[TASK STATEMENT] Count how many lines hold the string "Посмотри", and give only that number.

[INFORMATION GIVEN]
((

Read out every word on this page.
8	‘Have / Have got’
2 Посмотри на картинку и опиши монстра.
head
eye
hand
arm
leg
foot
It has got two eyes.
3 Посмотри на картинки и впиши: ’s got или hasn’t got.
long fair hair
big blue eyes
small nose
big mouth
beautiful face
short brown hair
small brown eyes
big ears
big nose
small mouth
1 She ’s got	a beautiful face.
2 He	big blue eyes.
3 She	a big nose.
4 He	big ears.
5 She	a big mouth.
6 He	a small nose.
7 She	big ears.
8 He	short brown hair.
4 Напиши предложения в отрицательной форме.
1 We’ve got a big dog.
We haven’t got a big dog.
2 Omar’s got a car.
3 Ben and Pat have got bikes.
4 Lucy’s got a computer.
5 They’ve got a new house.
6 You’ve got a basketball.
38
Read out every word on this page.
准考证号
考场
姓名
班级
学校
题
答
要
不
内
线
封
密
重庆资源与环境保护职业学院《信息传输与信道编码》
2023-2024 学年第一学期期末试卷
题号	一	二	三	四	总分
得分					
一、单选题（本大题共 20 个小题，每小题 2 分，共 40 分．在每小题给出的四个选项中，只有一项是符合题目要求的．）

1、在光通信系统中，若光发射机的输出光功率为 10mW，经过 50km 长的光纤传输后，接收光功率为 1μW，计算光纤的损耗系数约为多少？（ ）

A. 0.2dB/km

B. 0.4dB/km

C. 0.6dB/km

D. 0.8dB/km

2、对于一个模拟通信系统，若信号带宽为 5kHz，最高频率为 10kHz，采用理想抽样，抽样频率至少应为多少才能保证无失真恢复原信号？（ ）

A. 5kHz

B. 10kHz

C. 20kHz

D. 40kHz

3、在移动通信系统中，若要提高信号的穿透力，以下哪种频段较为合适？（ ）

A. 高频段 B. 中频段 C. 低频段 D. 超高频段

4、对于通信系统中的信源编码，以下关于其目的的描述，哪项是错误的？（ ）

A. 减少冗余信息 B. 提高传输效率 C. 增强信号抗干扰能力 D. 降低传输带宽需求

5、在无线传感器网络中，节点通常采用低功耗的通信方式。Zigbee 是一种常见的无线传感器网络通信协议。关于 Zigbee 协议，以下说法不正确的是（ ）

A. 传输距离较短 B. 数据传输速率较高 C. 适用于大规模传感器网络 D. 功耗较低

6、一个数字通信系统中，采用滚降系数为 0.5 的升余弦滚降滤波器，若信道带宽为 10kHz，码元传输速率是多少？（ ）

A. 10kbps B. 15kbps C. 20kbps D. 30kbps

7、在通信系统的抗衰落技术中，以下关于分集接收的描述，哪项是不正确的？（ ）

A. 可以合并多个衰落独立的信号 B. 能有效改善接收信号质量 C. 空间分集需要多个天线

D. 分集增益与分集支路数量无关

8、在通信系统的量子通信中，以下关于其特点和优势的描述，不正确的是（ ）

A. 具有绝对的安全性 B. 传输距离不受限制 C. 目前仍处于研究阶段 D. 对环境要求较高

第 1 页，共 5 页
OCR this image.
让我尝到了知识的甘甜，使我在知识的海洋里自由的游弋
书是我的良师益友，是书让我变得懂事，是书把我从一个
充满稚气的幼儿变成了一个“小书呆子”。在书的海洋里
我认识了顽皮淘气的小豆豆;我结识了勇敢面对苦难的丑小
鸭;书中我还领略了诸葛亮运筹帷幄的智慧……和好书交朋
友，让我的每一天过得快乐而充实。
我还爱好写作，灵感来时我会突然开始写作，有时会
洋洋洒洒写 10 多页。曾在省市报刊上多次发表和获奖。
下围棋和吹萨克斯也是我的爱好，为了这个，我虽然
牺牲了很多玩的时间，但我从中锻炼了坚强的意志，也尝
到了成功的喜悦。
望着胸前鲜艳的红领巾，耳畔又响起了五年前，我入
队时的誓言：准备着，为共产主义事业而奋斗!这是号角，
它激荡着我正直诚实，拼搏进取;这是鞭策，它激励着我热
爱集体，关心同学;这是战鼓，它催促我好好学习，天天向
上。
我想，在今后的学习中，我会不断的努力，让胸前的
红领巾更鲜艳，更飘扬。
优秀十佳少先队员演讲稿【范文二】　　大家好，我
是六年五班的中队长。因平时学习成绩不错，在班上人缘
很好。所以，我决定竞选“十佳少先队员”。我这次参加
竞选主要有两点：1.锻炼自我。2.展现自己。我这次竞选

))

[CORRECT RESULT] 2